> _MATERIAL FOR THIS EXERCISE_
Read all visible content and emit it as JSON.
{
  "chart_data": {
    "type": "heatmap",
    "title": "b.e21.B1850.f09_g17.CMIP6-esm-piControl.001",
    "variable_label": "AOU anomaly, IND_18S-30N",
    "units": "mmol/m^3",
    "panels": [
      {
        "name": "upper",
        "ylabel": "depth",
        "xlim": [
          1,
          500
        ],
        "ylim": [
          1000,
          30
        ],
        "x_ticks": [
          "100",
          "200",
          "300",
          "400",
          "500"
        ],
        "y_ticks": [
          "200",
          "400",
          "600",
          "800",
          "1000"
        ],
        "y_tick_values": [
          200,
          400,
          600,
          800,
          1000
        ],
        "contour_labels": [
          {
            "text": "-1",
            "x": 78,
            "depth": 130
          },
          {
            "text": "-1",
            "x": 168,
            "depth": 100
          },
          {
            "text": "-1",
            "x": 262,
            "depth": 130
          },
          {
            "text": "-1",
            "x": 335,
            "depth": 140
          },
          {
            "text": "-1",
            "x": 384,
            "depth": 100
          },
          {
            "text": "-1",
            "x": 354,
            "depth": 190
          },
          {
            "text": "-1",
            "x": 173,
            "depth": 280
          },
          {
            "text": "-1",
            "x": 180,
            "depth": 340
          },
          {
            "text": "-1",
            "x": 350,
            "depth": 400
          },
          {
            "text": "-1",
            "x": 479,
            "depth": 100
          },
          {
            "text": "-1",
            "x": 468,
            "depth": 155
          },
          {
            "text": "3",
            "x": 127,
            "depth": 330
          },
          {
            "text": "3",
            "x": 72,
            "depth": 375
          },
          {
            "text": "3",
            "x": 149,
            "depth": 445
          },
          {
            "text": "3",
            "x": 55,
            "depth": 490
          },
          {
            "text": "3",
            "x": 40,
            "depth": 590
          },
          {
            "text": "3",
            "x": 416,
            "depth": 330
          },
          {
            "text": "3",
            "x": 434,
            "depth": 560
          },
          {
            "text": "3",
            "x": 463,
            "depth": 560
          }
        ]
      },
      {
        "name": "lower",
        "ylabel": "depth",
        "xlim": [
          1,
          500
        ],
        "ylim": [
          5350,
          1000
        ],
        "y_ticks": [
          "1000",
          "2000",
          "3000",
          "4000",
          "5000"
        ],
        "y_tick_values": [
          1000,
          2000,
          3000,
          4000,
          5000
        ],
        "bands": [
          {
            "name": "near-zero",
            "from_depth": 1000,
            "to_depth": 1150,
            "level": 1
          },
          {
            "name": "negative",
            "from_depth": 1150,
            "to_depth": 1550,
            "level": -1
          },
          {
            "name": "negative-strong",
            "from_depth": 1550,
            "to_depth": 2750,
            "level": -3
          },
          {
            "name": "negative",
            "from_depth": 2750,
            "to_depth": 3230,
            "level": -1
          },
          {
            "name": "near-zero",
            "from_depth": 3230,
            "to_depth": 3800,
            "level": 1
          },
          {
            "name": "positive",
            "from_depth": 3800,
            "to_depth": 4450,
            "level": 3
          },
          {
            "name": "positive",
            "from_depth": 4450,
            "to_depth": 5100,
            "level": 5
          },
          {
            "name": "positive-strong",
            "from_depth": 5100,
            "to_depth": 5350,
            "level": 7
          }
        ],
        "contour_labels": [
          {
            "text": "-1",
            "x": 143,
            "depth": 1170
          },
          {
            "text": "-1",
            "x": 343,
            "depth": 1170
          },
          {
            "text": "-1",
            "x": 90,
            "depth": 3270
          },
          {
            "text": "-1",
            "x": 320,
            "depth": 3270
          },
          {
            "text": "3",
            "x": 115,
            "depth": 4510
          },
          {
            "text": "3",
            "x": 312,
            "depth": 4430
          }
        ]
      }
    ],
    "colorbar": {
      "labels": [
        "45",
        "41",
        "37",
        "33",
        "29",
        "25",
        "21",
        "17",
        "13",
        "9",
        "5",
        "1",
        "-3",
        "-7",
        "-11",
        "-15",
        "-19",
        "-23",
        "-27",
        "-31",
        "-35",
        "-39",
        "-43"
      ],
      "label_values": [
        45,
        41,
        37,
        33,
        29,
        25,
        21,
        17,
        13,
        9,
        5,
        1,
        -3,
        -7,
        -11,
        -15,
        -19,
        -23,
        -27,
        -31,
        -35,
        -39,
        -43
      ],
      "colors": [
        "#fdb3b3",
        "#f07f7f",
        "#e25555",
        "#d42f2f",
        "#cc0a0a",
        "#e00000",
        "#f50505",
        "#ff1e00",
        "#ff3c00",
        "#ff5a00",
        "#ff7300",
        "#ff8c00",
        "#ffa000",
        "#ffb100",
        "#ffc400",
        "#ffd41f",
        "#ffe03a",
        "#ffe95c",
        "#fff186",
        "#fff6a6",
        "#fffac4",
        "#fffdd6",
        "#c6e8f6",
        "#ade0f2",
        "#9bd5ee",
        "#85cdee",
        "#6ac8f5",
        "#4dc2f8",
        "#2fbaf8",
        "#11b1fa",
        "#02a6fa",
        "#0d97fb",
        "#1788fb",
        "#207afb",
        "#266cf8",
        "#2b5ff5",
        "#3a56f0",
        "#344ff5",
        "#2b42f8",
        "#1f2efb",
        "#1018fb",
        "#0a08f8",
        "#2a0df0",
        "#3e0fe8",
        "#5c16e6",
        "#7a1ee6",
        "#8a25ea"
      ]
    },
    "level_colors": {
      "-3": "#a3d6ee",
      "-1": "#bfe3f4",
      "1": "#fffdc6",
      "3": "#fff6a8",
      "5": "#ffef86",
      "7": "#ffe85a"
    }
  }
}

> _INSTRUCTIONS FOR THE TASK_
Copy out the whole listing exactly.

> _TASK ANSWER_
Read all visible content and emit it as JSON.
{
  "chart_data": {
    "type": "heatmap",
    "title": "b.e21.B1850.f09_g17.CMIP6-esm-piControl.001",
    "variable_label": "AOU anomaly, IND_18S-30N",
    "units": "mmol/m^3",
    "panels": [
      {
        "name": "upper",
        "ylabel": "depth",
        "xlim": [
          1,
          500
        ],
        "ylim": [
          1000,
          30
        ],
        "x_ticks": [
          "100",
          "200",
          "300",
          "400",
          "500"
        ],
        "y_ticks": [
          "200",
          "400",
          "600",
          "800",
          "1000"
        ],
        "y_tick_values": [
          200,
          400,
          600,
          800,
          1000
        ],
        "contour_labels": [
          {
            "text": "-1",
            "x": 78,
            "depth": 130
          },
          {
            "text": "-1",
            "x": 168,
            "depth": 100
          },
          {
            "text": "-1",
            "x": 262,
            "depth": 130
          },
          {
            "text": "-1",
            "x": 335,
            "depth": 140
          },
          {
            "text": "-1",
            "x": 384,
            "depth": 100
          },
          {
            "text": "-1",
            "x": 354,
            "depth": 190
          },
          {
            "text": "-1",
            "x": 173,
            "depth": 280
          },
          {
            "text": "-1",
            "x": 180,
            "depth": 340
          },
          {
            "text": "-1",
            "x": 350,
            "depth": 400
          },
          {
            "text": "-1",
            "x": 479,
            "depth": 100
          },
          {
            "text": "-1",
            "x": 468,
            "depth": 155
          },
          {
            "text": "3",
            "x": 127,
            "depth": 330
          },
          {
            "text": "3",
            "x": 72,
            "depth": 375
          },
          {
            "text": "3",
            "x": 149,
            "depth": 445
          },
          {
            "text": "3",
            "x": 55,
            "depth": 490
          },
          {
            "text": "3",
            "x": 40,
            "depth": 590
          },
          {
            "text": "3",
            "x": 416,
            "depth": 330
          },
          {
            "text": "3",
            "x": 434,
            "depth": 560
          },
          {
            "text": "3",
            "x": 463,
            "depth": 560
          }
        ]
      },
      {
        "name": "lower",
        "ylabel": "depth",
        "xlim": [
          1,
          500
        ],
        "ylim": [
          5350,
          1000
        ],
        "y_ticks": [
          "1000",
          "2000",
          "3000",
          "4000",
          "5000"
        ],
        "y_tick_values": [
          1000,
          2000,
          3000,
          4000,
          5000
        ],
        "bands": [
          {
            "name": "near-zero",
            "from_depth": 1000,
            "to_depth": 1150,
            "level": 1
          },
          {
            "name": "negative",
            "from_depth": 1150,
            "to_depth": 1550,
            "level": -1
          },
          {
            "name": "negative-strong",
            "from_depth": 1550,
            "to_depth": 2750,
            "level": -3
          },
          {
            "name": "negative",
            "from_depth": 2750,
            "to_depth": 3230,
            "level": -1
          },
          {
            "name": "near-zero",
            "from_depth": 3230,
            "to_depth": 3800,
            "level": 1
          },
          {
            "name": "positive",
            "from_depth": 3800,
            "to_depth": 4450,
            "level": 3
          },
          {
            "name": "positive",
            "from_depth": 4450,
            "to_depth": 5100,
            "level": 5
          },
          {
            "name": "positive-strong",
            "from_depth": 5100,
            "to_depth": 5350,
            "level": 7
          }
        ],
        "contour_labels": [
          {
            "text": "-1",
            "x": 143,
            "depth": 1170
          },
          {
            "text": "-1",
            "x": 343,
            "depth": 1170
          },
          {
            "text": "-1",
            "x": 90,
            "depth": 3270
          },
          {
            "text": "-1",
            "x": 320,
            "depth": 3270
          },
          {
            "text": "3",
            "x": 115,
            "depth": 4510
          },
          {
            "text": "3",
            "x": 312,
            "depth": 4430
          }
        ]
      }
    ],
    "colorbar": {
      "labels": [
        "45",
        "41",
        "37",
        "33",
        "29",
        "25",
        "21",
        "17",
        "13",
        "9",
        "5",
        "1",
        "-3",
        "-7",
        "-11",
        "-15",
        "-19",
        "-23",
        "-27",
        "-31",
        "-35",
        "-39",
        "-43"
      ],
      "label_values": [
        45,
        41,
        37,
        33,
        29,
        25,
        21,
        17,
        13,
        9,
        5,
        1,
        -3,
        -7,
        -11,
        -15,
        -19,
        -23,
        -27,
        -31,
        -35,
        -39,
        -43
      ],
      "colors": [
        "#fdb3b3",
        "#f07f7f",
        "#e25555",
        "#d42f2f",
        "#cc0a0a",
        "#e00000",
        "#f50505",
        "#ff1e00",
        "#ff3c00",
        "#ff5a00",
        "#ff7300",
        "#ff8c00",
        "#ffa000",
        "#ffb100",
        "#ffc400",
        "#ffd41f",
        "#ffe03a",
        "#ffe95c",
        "#fff186",
        "#fff6a6",
        "#fffac4",
        "#fffdd6",
        "#c6e8f6",
        "#ade0f2",
        "#9bd5ee",
        "#85cdee",
        "#6ac8f5",
        "#4dc2f8",
        "#2fbaf8",
        "#11b1fa",
        "#02a6fa",
        "#0d97fb",
        "#1788fb",
        "#207afb",
        "#266cf8",
        "#2b5ff5",
        "#3a56f0",
        "#344ff5",
        "#2b42f8",
        "#1f2efb",
        "#1018fb",
        "#0a08f8",
        "#2a0df0",
        "#3e0fe8",
        "#5c16e6",
        "#7a1ee6",
        "#8a25ea"
      ]
    },
    "level_colors": {
      "-3": "#a3d6ee",
      "-1": "#bfe3f4",
      "1": "#fffdc6",
      "3": "#fff6a8",
      "5": "#ffef86",
      "7": "#ffe85a"
    }
  }
}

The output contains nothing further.